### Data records

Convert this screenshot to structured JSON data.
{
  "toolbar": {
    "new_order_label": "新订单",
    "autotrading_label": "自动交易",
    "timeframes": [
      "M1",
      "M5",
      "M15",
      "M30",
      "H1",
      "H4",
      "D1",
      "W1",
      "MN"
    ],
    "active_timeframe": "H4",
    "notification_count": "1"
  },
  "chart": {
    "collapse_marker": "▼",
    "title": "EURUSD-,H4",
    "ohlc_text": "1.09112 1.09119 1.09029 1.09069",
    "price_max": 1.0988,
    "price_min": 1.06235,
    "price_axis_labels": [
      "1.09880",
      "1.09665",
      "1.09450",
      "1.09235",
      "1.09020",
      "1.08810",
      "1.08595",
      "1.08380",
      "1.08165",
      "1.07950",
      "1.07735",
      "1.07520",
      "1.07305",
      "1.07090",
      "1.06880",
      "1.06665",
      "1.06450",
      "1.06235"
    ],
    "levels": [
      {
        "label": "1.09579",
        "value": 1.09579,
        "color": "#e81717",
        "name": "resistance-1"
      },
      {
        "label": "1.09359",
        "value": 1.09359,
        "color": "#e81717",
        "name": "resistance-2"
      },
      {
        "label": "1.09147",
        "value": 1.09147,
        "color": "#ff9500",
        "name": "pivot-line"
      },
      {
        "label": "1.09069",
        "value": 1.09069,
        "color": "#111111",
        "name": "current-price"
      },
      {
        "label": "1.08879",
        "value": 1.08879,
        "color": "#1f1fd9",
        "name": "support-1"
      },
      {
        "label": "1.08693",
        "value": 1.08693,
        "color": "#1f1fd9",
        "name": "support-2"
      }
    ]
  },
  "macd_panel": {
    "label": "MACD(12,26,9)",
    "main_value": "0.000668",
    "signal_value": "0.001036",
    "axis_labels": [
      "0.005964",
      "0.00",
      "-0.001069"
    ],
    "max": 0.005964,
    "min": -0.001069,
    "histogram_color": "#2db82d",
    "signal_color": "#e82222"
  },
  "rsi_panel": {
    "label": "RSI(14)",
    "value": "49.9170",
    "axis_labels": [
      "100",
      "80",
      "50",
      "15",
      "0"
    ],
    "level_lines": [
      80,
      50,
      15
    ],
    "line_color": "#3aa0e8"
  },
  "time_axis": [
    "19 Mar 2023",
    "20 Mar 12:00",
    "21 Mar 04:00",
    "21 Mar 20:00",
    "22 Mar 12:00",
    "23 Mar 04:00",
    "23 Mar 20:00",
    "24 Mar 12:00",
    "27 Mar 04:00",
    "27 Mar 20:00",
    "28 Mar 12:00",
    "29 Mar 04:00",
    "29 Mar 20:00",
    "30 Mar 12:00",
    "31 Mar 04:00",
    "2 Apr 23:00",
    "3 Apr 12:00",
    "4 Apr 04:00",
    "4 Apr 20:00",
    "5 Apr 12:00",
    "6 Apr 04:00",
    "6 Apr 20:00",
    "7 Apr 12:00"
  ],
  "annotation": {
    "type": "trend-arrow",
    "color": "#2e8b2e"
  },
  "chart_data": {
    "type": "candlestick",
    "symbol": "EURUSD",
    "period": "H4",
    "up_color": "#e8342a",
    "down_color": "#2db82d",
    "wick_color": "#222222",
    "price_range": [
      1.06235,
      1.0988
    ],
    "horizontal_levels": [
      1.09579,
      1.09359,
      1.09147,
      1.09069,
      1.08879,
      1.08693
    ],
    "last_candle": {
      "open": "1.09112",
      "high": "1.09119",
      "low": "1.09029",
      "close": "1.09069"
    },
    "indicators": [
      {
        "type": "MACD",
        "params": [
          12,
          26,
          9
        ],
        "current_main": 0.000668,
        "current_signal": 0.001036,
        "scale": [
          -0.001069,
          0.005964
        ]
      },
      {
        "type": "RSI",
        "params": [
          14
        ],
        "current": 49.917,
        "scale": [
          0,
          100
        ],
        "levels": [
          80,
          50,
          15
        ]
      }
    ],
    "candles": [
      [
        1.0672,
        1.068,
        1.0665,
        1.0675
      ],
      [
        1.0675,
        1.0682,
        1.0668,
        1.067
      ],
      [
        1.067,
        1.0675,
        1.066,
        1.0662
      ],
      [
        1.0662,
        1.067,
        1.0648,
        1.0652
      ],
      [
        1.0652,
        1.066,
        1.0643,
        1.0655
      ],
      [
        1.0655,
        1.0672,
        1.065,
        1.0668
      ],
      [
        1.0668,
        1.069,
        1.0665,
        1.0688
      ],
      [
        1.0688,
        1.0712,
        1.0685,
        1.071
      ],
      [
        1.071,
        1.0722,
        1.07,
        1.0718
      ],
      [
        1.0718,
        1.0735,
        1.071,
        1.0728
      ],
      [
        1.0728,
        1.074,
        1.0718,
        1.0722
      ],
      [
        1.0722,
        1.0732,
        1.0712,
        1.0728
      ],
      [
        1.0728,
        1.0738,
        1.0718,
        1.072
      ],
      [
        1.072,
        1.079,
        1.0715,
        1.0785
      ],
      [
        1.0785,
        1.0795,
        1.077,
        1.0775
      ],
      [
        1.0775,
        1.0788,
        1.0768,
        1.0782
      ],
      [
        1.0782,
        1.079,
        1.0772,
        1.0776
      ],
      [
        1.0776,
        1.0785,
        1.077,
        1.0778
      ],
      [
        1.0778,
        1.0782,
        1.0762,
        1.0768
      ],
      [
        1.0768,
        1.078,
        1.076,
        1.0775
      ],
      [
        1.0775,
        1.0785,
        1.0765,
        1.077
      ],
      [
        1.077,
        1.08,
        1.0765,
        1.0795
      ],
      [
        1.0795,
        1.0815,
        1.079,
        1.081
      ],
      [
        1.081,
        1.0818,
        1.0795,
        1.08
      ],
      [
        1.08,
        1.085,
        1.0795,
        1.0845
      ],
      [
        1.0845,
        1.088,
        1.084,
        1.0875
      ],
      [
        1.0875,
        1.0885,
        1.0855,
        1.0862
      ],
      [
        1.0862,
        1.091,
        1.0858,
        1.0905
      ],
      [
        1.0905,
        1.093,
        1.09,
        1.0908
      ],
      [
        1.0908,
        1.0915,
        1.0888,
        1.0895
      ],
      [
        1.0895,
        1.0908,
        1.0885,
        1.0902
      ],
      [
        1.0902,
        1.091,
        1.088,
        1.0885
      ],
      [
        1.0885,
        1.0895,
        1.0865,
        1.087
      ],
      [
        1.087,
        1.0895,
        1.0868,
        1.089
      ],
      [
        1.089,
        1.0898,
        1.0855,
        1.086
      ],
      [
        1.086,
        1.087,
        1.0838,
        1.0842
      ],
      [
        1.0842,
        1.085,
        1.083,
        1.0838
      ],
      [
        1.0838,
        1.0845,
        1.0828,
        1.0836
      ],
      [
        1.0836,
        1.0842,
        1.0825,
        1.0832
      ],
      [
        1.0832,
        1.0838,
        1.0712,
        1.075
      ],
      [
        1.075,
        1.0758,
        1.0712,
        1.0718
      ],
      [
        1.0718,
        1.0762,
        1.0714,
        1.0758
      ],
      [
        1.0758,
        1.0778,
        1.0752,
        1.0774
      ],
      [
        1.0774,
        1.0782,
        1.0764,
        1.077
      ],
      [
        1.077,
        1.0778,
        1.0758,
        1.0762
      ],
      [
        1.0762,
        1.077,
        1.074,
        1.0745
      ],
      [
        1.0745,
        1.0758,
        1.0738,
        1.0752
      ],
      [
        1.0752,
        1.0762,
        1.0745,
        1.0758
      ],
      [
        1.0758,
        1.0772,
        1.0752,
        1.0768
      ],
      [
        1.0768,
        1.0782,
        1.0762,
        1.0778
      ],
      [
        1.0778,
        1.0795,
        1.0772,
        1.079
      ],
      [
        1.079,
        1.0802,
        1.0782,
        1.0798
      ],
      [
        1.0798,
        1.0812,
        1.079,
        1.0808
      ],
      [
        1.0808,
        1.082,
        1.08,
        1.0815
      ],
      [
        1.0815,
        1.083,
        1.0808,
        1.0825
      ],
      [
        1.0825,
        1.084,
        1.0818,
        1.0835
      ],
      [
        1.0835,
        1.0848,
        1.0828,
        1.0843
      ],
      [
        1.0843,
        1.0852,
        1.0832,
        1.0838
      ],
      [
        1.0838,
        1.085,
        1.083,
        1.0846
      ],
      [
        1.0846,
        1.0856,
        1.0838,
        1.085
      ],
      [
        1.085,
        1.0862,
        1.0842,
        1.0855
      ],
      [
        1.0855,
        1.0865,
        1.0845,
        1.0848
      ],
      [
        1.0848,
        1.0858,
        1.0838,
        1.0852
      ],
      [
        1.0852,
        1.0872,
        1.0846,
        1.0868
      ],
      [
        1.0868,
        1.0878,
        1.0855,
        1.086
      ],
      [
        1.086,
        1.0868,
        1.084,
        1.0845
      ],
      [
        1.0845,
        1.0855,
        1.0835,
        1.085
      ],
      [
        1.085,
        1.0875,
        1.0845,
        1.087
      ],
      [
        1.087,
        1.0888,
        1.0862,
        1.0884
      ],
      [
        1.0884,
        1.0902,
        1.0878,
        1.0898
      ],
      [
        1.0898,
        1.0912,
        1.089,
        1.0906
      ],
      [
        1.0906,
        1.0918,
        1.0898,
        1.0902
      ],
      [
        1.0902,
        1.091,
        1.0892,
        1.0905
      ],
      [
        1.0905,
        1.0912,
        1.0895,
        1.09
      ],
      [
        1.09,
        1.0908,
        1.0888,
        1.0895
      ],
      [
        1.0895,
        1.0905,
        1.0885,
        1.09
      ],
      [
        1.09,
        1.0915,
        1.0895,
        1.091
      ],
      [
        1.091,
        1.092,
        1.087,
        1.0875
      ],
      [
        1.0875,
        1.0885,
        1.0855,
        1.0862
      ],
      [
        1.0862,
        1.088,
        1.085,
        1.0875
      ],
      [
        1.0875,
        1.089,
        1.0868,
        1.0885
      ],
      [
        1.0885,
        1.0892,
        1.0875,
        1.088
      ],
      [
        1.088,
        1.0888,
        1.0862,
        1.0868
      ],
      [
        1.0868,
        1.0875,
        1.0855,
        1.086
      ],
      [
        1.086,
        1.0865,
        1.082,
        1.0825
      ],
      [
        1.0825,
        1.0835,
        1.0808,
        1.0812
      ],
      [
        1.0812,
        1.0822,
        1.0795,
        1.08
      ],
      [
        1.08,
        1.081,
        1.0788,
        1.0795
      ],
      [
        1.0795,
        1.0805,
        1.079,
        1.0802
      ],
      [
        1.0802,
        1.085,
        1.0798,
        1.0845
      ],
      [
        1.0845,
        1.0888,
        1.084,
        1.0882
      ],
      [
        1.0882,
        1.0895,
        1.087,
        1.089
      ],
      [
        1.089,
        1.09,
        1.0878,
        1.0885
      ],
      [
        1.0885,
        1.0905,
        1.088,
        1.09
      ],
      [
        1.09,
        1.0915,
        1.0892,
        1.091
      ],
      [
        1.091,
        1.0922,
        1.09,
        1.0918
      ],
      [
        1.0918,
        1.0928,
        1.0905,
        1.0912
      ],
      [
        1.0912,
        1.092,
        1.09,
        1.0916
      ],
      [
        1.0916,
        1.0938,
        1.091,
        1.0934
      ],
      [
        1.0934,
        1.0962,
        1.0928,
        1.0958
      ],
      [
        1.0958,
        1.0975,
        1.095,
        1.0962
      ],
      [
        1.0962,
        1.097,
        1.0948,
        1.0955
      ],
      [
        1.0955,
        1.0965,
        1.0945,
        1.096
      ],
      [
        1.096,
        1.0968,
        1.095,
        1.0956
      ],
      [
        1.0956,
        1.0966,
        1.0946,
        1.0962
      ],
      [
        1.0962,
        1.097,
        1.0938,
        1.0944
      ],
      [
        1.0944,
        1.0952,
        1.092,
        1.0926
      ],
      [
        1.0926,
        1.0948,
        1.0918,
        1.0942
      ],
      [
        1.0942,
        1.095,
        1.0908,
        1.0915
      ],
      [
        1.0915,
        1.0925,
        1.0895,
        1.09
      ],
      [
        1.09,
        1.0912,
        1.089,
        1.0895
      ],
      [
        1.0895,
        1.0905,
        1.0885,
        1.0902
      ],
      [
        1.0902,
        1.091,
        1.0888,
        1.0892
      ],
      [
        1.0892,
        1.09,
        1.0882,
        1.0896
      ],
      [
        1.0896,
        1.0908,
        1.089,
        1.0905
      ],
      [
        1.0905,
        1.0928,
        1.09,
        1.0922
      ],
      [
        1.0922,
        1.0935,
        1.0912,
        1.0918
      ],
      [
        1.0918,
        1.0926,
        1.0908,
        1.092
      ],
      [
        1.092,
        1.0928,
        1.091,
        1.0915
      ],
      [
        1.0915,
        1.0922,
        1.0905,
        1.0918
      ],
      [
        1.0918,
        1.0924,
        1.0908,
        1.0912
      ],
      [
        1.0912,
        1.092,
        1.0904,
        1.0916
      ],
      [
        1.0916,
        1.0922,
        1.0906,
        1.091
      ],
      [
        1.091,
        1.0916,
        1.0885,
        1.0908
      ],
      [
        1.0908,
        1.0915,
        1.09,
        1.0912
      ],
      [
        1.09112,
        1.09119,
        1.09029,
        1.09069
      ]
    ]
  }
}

### What you have to do
Pull out and copy each line containing the string "type".

### Answer to the exercise
    "type": "trend-arrow",
    "type": "candlestick",
        "type": "MACD",
        "type": "RSI",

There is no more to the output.